__DIRECTIONS__
Below are the records; collect from them each line containing the string "komunikatu".

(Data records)
::::
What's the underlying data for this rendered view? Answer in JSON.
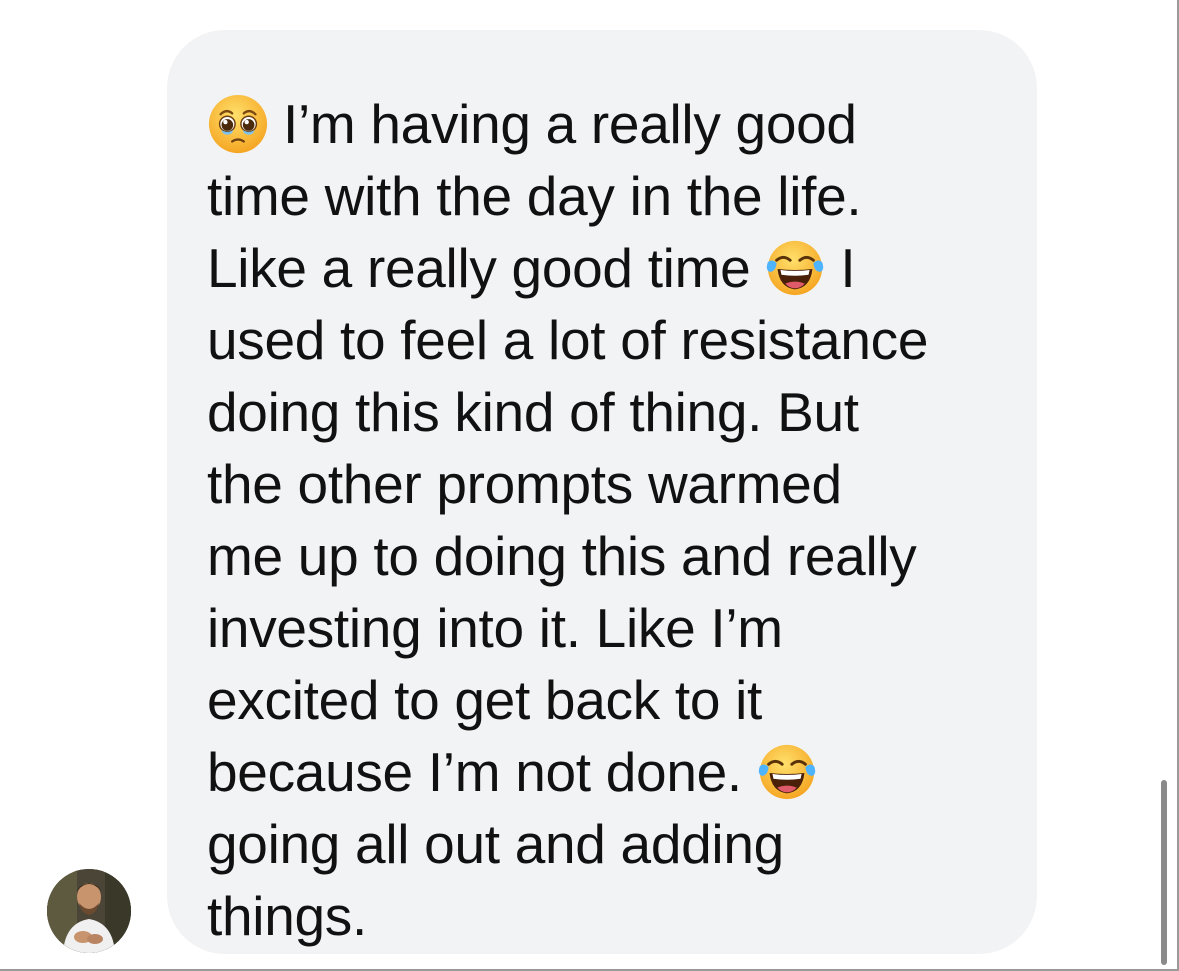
{
  "message": {
    "lines": [
      {
        "before": "",
        "emoji": "pleading-face",
        "after": "I’m having a really good"
      },
      {
        "before": "time with the day in the life.",
        "emoji": "",
        "after": ""
      },
      {
        "before": "Like a really good time",
        "emoji": "tears-of-joy",
        "after": "I"
      },
      {
        "before": "used to feel a lot of resistance",
        "emoji": "",
        "after": ""
      },
      {
        "before": "doing this kind of thing. But",
        "emoji": "",
        "after": ""
      },
      {
        "before": "the other prompts warmed",
        "emoji": "",
        "after": ""
      },
      {
        "before": "me up to doing this and really",
        "emoji": "",
        "after": ""
      },
      {
        "before": "investing into it. Like I’m",
        "emoji": "",
        "after": ""
      },
      {
        "before": "excited to get back to it",
        "emoji": "",
        "after": ""
      },
      {
        "before": "because I’m not done.",
        "emoji": "tears-of-joy",
        "after": ""
      },
      {
        "before": "going all out and adding",
        "emoji": "",
        "after": ""
      },
      {
        "before": "things.",
        "emoji": "",
        "after": ""
      }
    ]
  },
  "colors": {
    "bubble": "#f2f3f5",
    "text": "#111111",
    "background": "#ffffff",
    "emoji_face": "#ffc83d"
  },
  "icons": {
    "avatar": "sender-avatar",
    "emoji_1": "pleading-face-emoji",
    "emoji_2": "tears-of-joy-emoji"
  }
}
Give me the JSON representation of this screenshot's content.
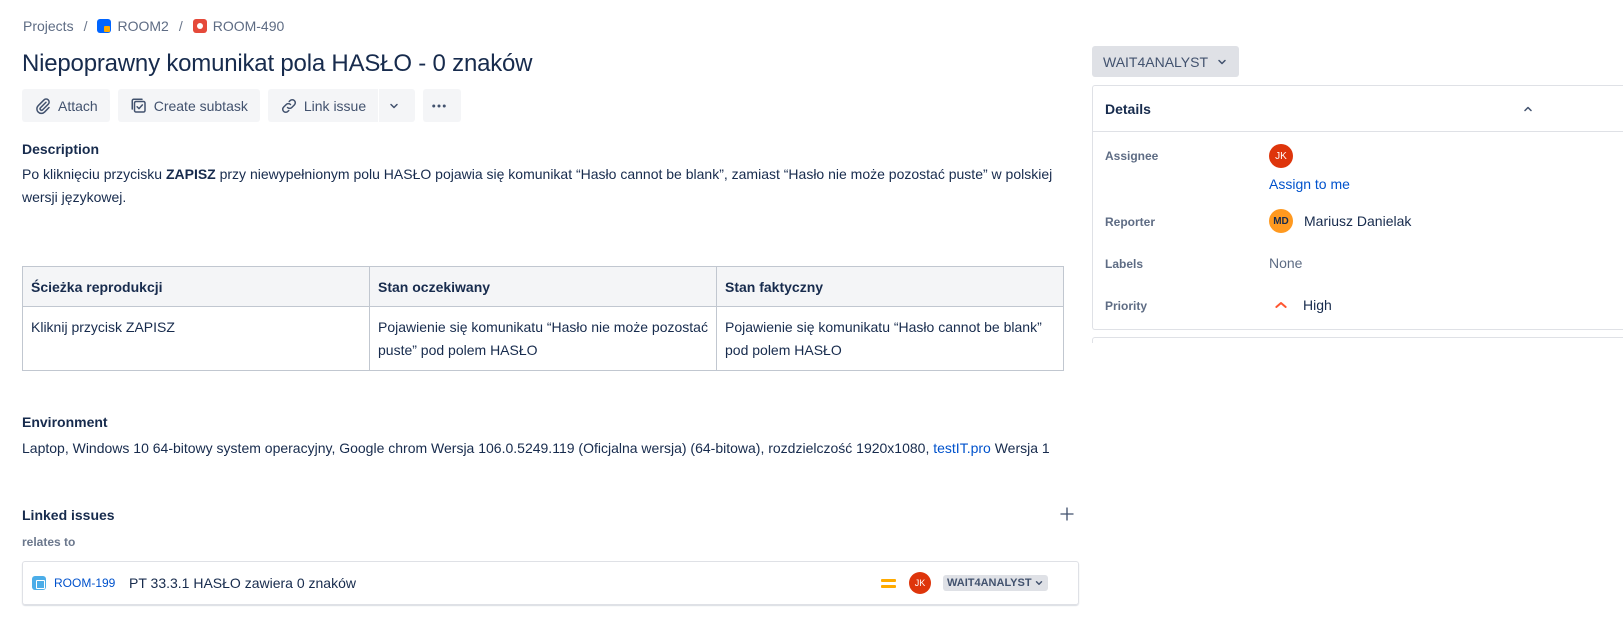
{
  "breadcrumb": {
    "projects": "Projects",
    "project": "ROOM2",
    "issue_key": "ROOM-490",
    "separator": "/"
  },
  "issue": {
    "title": "Niepoprawny komunikat pola HASŁO - 0 znaków",
    "status": "WAIT4ANALYST"
  },
  "toolbar": {
    "attach": "Attach",
    "create_subtask": "Create subtask",
    "link_issue": "Link issue"
  },
  "description": {
    "label": "Description",
    "part1": "Po kliknięciu przycisku ",
    "bold": "ZAPISZ",
    "part2": " przy niewypełnionym polu HASŁO pojawia się komunikat “Hasło cannot be blank”, zamiast “Hasło nie może pozostać puste” w polskiej wersji językowej."
  },
  "table": {
    "headers": [
      "Ścieżka reprodukcji",
      "Stan oczekiwany",
      "Stan faktyczny"
    ],
    "rows": [
      [
        "Kliknij przycisk ZAPISZ",
        "Pojawienie się komunikatu “Hasło nie może pozostać puste” pod polem HASŁO",
        "Pojawienie się komunikatu “Hasło cannot be blank” pod polem HASŁO"
      ]
    ]
  },
  "environment": {
    "label": "Environment",
    "text": "Laptop, Windows 10 64-bitowy system operacyjny, Google chrom Wersja 106.0.5249.119 (Oficjalna wersja) (64-bitowa), rozdzielczość 1920x1080, ",
    "link": "testIT.pro",
    "suffix": " Wersja 1"
  },
  "linked_issues": {
    "label": "Linked issues",
    "relation": "relates to",
    "items": [
      {
        "key": "ROOM-199",
        "summary": "PT 33.3.1 HASŁO zawiera 0 znaków",
        "priority_icon": "medium-priority-icon",
        "assignee_initials": "JK",
        "status": "WAIT4ANALYST"
      }
    ]
  },
  "details": {
    "header": "Details",
    "assignee_label": "Assignee",
    "assignee_initials": "JK",
    "assign_to_me": "Assign to me",
    "reporter_label": "Reporter",
    "reporter_initials": "MD",
    "reporter_name": "Mariusz Danielak",
    "labels_label": "Labels",
    "labels_value": "None",
    "priority_label": "Priority",
    "priority_value": "High"
  },
  "colors": {
    "text": "#172b4d",
    "link": "#0052cc",
    "avatar_jk": "#de350b",
    "avatar_md": "#ff991f",
    "priority_high": "#ff5630",
    "priority_medium": "#ffab00"
  }
}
::::
__RESULT OF THE TASK__
        "Pojawienie się komunikatu “Hasło nie może pozostać puste” pod polem HASŁO",
        "Pojawienie się komunikatu “Hasło cannot be blank” pod polem HASŁO"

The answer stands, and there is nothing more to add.